Start MATERIAL PROVIDED

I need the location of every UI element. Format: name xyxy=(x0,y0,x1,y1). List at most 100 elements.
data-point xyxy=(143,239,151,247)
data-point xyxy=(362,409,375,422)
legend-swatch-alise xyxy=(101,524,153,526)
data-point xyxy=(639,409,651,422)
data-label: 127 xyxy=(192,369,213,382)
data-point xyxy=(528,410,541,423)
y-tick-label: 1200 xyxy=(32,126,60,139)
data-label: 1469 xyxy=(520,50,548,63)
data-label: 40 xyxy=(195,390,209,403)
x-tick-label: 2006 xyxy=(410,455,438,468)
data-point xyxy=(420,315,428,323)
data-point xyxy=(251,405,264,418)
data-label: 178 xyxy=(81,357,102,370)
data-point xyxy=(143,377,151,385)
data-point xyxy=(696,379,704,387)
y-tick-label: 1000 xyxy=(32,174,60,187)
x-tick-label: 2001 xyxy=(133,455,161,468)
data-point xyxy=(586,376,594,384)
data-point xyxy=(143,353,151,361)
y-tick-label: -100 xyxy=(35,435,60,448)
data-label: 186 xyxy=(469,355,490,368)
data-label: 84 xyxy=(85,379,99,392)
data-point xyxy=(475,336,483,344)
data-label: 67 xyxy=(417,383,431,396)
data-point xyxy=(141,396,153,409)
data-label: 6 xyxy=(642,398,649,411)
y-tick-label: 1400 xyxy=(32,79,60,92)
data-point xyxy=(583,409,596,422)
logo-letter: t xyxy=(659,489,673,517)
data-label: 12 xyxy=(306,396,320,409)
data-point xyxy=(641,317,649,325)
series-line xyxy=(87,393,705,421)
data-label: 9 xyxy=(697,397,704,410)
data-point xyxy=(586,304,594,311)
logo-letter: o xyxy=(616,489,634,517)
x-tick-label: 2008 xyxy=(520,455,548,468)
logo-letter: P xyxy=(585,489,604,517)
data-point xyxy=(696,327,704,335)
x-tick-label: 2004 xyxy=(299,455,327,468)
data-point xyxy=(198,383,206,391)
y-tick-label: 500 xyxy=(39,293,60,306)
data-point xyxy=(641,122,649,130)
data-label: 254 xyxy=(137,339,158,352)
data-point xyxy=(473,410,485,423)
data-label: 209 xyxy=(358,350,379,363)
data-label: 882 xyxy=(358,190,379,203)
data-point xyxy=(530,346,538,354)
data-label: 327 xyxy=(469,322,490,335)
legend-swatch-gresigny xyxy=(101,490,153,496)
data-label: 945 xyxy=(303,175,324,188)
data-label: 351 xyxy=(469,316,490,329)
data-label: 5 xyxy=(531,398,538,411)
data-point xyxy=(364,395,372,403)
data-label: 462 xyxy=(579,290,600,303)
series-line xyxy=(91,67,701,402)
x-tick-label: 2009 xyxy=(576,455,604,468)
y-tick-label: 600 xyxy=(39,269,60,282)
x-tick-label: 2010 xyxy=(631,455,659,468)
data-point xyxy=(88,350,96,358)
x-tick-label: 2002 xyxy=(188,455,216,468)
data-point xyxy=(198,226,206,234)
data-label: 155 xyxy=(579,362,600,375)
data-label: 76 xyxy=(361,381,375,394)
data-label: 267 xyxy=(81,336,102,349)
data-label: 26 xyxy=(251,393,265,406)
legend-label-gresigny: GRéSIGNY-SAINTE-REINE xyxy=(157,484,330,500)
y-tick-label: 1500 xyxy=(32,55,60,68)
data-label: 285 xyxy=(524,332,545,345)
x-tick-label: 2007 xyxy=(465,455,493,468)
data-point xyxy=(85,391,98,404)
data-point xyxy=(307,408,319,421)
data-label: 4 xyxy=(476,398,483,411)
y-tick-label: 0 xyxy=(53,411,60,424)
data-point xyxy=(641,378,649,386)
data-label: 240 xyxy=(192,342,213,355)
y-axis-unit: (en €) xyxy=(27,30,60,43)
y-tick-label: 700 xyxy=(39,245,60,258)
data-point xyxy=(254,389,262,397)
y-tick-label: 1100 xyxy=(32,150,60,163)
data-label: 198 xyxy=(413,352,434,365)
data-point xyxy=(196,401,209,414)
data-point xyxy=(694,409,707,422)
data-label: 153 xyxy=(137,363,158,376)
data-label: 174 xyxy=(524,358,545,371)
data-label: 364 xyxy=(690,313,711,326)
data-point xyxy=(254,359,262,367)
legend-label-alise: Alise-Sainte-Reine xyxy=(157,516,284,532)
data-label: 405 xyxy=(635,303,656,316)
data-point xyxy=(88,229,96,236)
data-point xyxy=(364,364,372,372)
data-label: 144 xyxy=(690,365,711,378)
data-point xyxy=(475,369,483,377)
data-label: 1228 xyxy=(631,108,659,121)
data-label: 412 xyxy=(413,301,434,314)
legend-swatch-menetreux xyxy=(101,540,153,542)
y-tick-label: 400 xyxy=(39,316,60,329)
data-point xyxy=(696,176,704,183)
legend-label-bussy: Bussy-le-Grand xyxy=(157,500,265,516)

End MATERIAL PROVIDED

# PROBLEM TO SOLVE
Please rewrite the data above with "UI element" replaced by "chart element" and nothing else altered.

# ANSWER TO THIS PROBLEM
I need the location of every chart element. Format: name xyxy=(x0,y0,x1,y1). List at most 100 elements.
data-point xyxy=(143,239,151,247)
data-point xyxy=(362,409,375,422)
legend-swatch-alise xyxy=(101,524,153,526)
data-point xyxy=(639,409,651,422)
data-label: 127 xyxy=(192,369,213,382)
data-point xyxy=(528,410,541,423)
y-tick-label: 1200 xyxy=(32,126,60,139)
data-label: 1469 xyxy=(520,50,548,63)
data-label: 40 xyxy=(195,390,209,403)
x-tick-label: 2006 xyxy=(410,455,438,468)
data-point xyxy=(420,315,428,323)
data-point xyxy=(251,405,264,418)
data-label: 178 xyxy=(81,357,102,370)
data-point xyxy=(143,377,151,385)
data-point xyxy=(696,379,704,387)
y-tick-label: 1000 xyxy=(32,174,60,187)
x-tick-label: 2001 xyxy=(133,455,161,468)
data-point xyxy=(586,376,594,384)
data-point xyxy=(143,353,151,361)
y-tick-label: -100 xyxy=(35,435,60,448)
data-label: 186 xyxy=(469,355,490,368)
data-label: 84 xyxy=(85,379,99,392)
data-point xyxy=(475,336,483,344)
data-label: 67 xyxy=(417,383,431,396)
data-point xyxy=(141,396,153,409)
data-label: 6 xyxy=(642,398,649,411)
y-tick-label: 1400 xyxy=(32,79,60,92)
data-point xyxy=(583,409,596,422)
logo-letter: t xyxy=(659,489,673,517)
data-label: 12 xyxy=(306,396,320,409)
data-point xyxy=(641,317,649,325)
series-line xyxy=(87,393,705,421)
data-label: 9 xyxy=(697,397,704,410)
data-point xyxy=(586,304,594,311)
logo-letter: o xyxy=(616,489,634,517)
x-tick-label: 2008 xyxy=(520,455,548,468)
logo-letter: P xyxy=(585,489,604,517)
data-point xyxy=(696,327,704,335)
x-tick-label: 2004 xyxy=(299,455,327,468)
data-point xyxy=(198,383,206,391)
y-tick-label: 500 xyxy=(39,293,60,306)
data-point xyxy=(641,122,649,130)
data-label: 254 xyxy=(137,339,158,352)
data-point xyxy=(473,410,485,423)
data-label: 209 xyxy=(358,350,379,363)
data-label: 882 xyxy=(358,190,379,203)
data-point xyxy=(530,346,538,354)
data-label: 327 xyxy=(469,322,490,335)
legend-swatch-gresigny xyxy=(101,490,153,496)
data-label: 945 xyxy=(303,175,324,188)
data-label: 351 xyxy=(469,316,490,329)
data-label: 5 xyxy=(531,398,538,411)
data-point xyxy=(364,395,372,403)
data-label: 462 xyxy=(579,290,600,303)
series-line xyxy=(91,67,701,402)
x-tick-label: 2009 xyxy=(576,455,604,468)
y-tick-label: 600 xyxy=(39,269,60,282)
x-tick-label: 2010 xyxy=(631,455,659,468)
data-point xyxy=(88,350,96,358)
x-tick-label: 2002 xyxy=(188,455,216,468)
data-point xyxy=(198,226,206,234)
data-label: 155 xyxy=(579,362,600,375)
data-label: 76 xyxy=(361,381,375,394)
data-label: 267 xyxy=(81,336,102,349)
data-label: 26 xyxy=(251,393,265,406)
legend-label-gresigny: GRéSIGNY-SAINTE-REINE xyxy=(157,484,330,500)
y-tick-label: 1500 xyxy=(32,55,60,68)
data-label: 285 xyxy=(524,332,545,345)
x-tick-label: 2007 xyxy=(465,455,493,468)
data-point xyxy=(85,391,98,404)
data-point xyxy=(307,408,319,421)
data-label: 4 xyxy=(476,398,483,411)
y-tick-label: 0 xyxy=(53,411,60,424)
data-point xyxy=(641,378,649,386)
data-label: 240 xyxy=(192,342,213,355)
y-axis-unit: (en €) xyxy=(27,30,60,43)
y-tick-label: 700 xyxy=(39,245,60,258)
data-point xyxy=(254,389,262,397)
y-tick-label: 1100 xyxy=(32,150,60,163)
data-label: 198 xyxy=(413,352,434,365)
data-point xyxy=(196,401,209,414)
data-point xyxy=(694,409,707,422)
data-label: 153 xyxy=(137,363,158,376)
data-label: 174 xyxy=(524,358,545,371)
data-label: 364 xyxy=(690,313,711,326)
data-point xyxy=(254,359,262,367)
legend-label-alise: Alise-Sainte-Reine xyxy=(157,516,284,532)
data-label: 405 xyxy=(635,303,656,316)
data-point xyxy=(88,229,96,236)
data-point xyxy=(364,364,372,372)
data-label: 144 xyxy=(690,365,711,378)
data-point xyxy=(475,369,483,377)
data-label: 1228 xyxy=(631,108,659,121)
data-label: 412 xyxy=(413,301,434,314)
legend-swatch-menetreux xyxy=(101,540,153,542)
y-tick-label: 400 xyxy=(39,316,60,329)
data-point xyxy=(696,176,704,183)
legend-label-bussy: Bussy-le-Grand xyxy=(157,500,265,516)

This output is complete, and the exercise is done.